## Brief
Skip the images. Copy the records exactly as written.

>> Start Data for this exercise

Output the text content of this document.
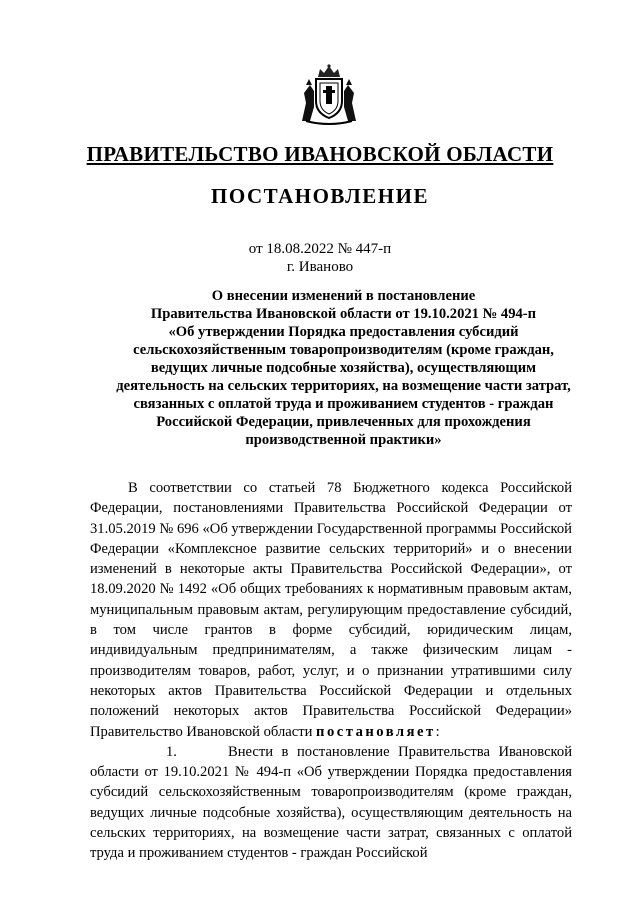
ПРАВИТЕЛЬСТВО ИВАНОВСКОЙ ОБЛАСТИ
ПОСТАНОВЛЕНИЕ
от 18.08.2022 № 447-п
г. Иваново
О внесении изменений в постановление
Правительства Ивановской области от 19.10.2021 № 494-п
«Об утверждении Порядка предоставления субсидий
сельскохозяйственным товаропроизводителям (кроме граждан,
ведущих личные подсобные хозяйства), осуществляющим
деятельность на сельских территориях, на возмещение части затрат,
связанных с оплатой труда и проживанием студентов - граждан
Российской Федерации, привлеченных для прохождения
производственной практики»

В соответствии со статьей 78 Бюджетного кодекса Российской Федерации, постановлениями Правительства Российской Федерации от 31.05.2019 № 696 «Об утверждении Государственной программы Российской Федерации «Комплексное развитие сельских территорий» и о внесении изменений в некоторые акты Правительства Российской Федерации», от 18.09.2020 № 1492 «Об общих требованиях к нормативным правовым актам, муниципальным правовым актам, регулирующим предоставление субсидий, в том числе грантов в форме субсидий, юридическим лицам, индивидуальным предпринимателям, а также физическим лицам - производителям товаров, работ, услуг, и о признании утратившими силу некоторых актов Правительства Российской Федерации и отдельных положений некоторых актов Правительства Российской Федерации» Правительство Ивановской области постановляет:

1.	Внести в постановление Правительства Ивановской области от 19.10.2021 № 494-п «Об утверждении Порядка предоставления субсидий сельскохозяйственным товаропроизводителям (кроме граждан, ведущих личные подсобные хозяйства), осуществляющим деятельность на сельских территориях, на возмещение части затрат, связанных с оплатой труда и проживанием студентов - граждан Российской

>> End Data for this exercise

## Exercise result
Output the text content of this document.
ПРАВИТЕЛЬСТВО ИВАНОВСКОЙ ОБЛАСТИ
ПОСТАНОВЛЕНИЕ
от 18.08.2022 № 447-п
г. Иваново
О внесении изменений в постановление
Правительства Ивановской области от 19.10.2021 № 494-п
«Об утверждении Порядка предоставления субсидий
сельскохозяйственным товаропроизводителям (кроме граждан,
ведущих личные подсобные хозяйства), осуществляющим
деятельность на сельских территориях, на возмещение части затрат,
связанных с оплатой труда и проживанием студентов - граждан
Российской Федерации, привлеченных для прохождения
производственной практики»

В соответствии со статьей 78 Бюджетного кодекса Российской Федерации, постановлениями Правительства Российской Федерации от 31.05.2019 № 696 «Об утверждении Государственной программы Российской Федерации «Комплексное развитие сельских территорий» и о внесении изменений в некоторые акты Правительства Российской Федерации», от 18.09.2020 № 1492 «Об общих требованиях к нормативным правовым актам, муниципальным правовым актам, регулирующим предоставление субсидий, в том числе грантов в форме субсидий, юридическим лицам, индивидуальным предпринимателям, а также физическим лицам - производителям товаров, работ, услуг, и о признании утратившими силу некоторых актов Правительства Российской Федерации и отдельных положений некоторых актов Правительства Российской Федерации» Правительство Ивановской области постановляет:

1.	Внести в постановление Правительства Ивановской области от 19.10.2021 № 494-п «Об утверждении Порядка предоставления субсидий сельскохозяйственным товаропроизводителям (кроме граждан, ведущих личные подсобные хозяйства), осуществляющим деятельность на сельских территориях, на возмещение части затрат, связанных с оплатой труда и проживанием студентов - граждан Российской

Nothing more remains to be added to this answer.